(Figure dataset records)
>> start

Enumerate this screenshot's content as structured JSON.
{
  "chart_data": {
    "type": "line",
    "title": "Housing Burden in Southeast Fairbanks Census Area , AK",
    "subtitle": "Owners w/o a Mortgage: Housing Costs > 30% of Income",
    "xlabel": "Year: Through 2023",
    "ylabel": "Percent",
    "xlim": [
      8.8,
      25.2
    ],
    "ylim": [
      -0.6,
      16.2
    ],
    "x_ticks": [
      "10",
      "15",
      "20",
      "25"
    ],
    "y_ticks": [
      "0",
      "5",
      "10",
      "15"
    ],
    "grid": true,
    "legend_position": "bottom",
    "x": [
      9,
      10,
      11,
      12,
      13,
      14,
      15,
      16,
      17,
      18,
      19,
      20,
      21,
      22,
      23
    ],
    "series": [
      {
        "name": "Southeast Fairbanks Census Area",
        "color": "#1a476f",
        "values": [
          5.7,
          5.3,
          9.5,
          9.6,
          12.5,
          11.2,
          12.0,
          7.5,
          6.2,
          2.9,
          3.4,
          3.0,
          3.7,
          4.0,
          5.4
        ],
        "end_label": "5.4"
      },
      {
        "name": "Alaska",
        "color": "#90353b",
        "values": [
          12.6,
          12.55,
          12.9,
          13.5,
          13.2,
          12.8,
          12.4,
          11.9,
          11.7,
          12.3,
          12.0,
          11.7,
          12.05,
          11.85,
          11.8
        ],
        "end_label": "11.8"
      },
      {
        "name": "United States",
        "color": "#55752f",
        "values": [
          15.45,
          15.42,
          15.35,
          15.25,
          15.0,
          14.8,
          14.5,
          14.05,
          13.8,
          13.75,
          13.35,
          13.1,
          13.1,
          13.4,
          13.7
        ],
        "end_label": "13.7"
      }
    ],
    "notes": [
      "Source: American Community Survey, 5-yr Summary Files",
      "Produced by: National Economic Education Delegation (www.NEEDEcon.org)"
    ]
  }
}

>> end

DIRECTIVE: Reproduce the entries above exactly.

FINAL RESULT:
Enumerate this screenshot's content as structured JSON.
{
  "chart_data": {
    "type": "line",
    "title": "Housing Burden in Southeast Fairbanks Census Area , AK",
    "subtitle": "Owners w/o a Mortgage: Housing Costs > 30% of Income",
    "xlabel": "Year: Through 2023",
    "ylabel": "Percent",
    "xlim": [
      8.8,
      25.2
    ],
    "ylim": [
      -0.6,
      16.2
    ],
    "x_ticks": [
      "10",
      "15",
      "20",
      "25"
    ],
    "y_ticks": [
      "0",
      "5",
      "10",
      "15"
    ],
    "grid": true,
    "legend_position": "bottom",
    "x": [
      9,
      10,
      11,
      12,
      13,
      14,
      15,
      16,
      17,
      18,
      19,
      20,
      21,
      22,
      23
    ],
    "series": [
      {
        "name": "Southeast Fairbanks Census Area",
        "color": "#1a476f",
        "values": [
          5.7,
          5.3,
          9.5,
          9.6,
          12.5,
          11.2,
          12.0,
          7.5,
          6.2,
          2.9,
          3.4,
          3.0,
          3.7,
          4.0,
          5.4
        ],
        "end_label": "5.4"
      },
      {
        "name": "Alaska",
        "color": "#90353b",
        "values": [
          12.6,
          12.55,
          12.9,
          13.5,
          13.2,
          12.8,
          12.4,
          11.9,
          11.7,
          12.3,
          12.0,
          11.7,
          12.05,
          11.85,
          11.8
        ],
        "end_label": "11.8"
      },
      {
        "name": "United States",
        "color": "#55752f",
        "values": [
          15.45,
          15.42,
          15.35,
          15.25,
          15.0,
          14.8,
          14.5,
          14.05,
          13.8,
          13.75,
          13.35,
          13.1,
          13.1,
          13.4,
          13.7
        ],
        "end_label": "13.7"
      }
    ],
    "notes": [
      "Source: American Community Survey, 5-yr Summary Files",
      "Produced by: National Economic Education Delegation (www.NEEDEcon.org)"
    ]
  }
}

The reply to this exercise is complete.